Required work:
Would you repeat the listing exactly but omit every picture?

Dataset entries

· · ·

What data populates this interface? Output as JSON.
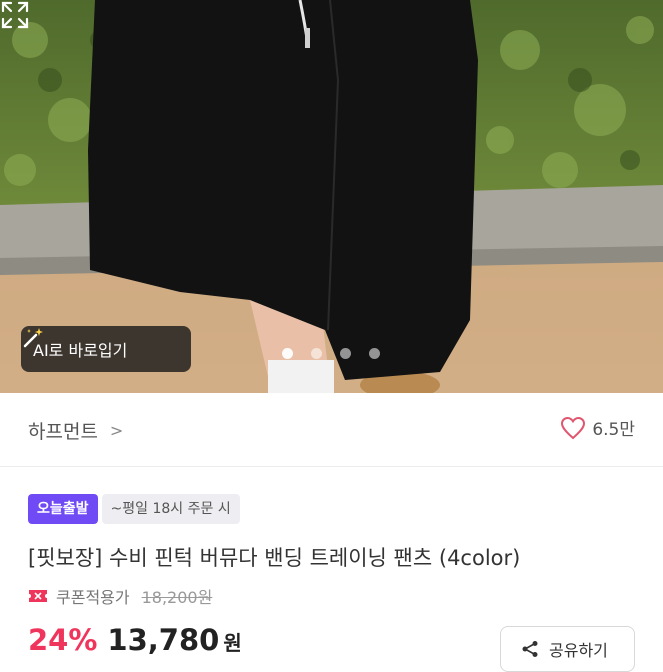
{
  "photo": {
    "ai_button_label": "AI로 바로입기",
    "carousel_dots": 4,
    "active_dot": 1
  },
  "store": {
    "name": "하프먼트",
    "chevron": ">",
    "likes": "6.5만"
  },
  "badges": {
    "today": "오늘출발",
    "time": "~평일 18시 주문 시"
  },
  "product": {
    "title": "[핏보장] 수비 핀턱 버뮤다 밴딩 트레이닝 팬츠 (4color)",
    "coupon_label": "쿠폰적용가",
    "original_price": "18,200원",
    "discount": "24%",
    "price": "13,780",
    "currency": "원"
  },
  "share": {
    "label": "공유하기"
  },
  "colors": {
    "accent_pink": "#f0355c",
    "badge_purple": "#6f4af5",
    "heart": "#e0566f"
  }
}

· · ·

Final answer:
What data populates this interface? Output as JSON.
{
  "photo": {
    "ai_button_label": "AI로 바로입기",
    "carousel_dots": 4,
    "active_dot": 1
  },
  "store": {
    "name": "하프먼트",
    "chevron": ">",
    "likes": "6.5만"
  },
  "badges": {
    "today": "오늘출발",
    "time": "~평일 18시 주문 시"
  },
  "product": {
    "title": "[핏보장] 수비 핀턱 버뮤다 밴딩 트레이닝 팬츠 (4color)",
    "coupon_label": "쿠폰적용가",
    "original_price": "18,200원",
    "discount": "24%",
    "price": "13,780",
    "currency": "원"
  },
  "share": {
    "label": "공유하기"
  },
  "colors": {
    "accent_pink": "#f0355c",
    "badge_purple": "#6f4af5",
    "heart": "#e0566f"
  }
}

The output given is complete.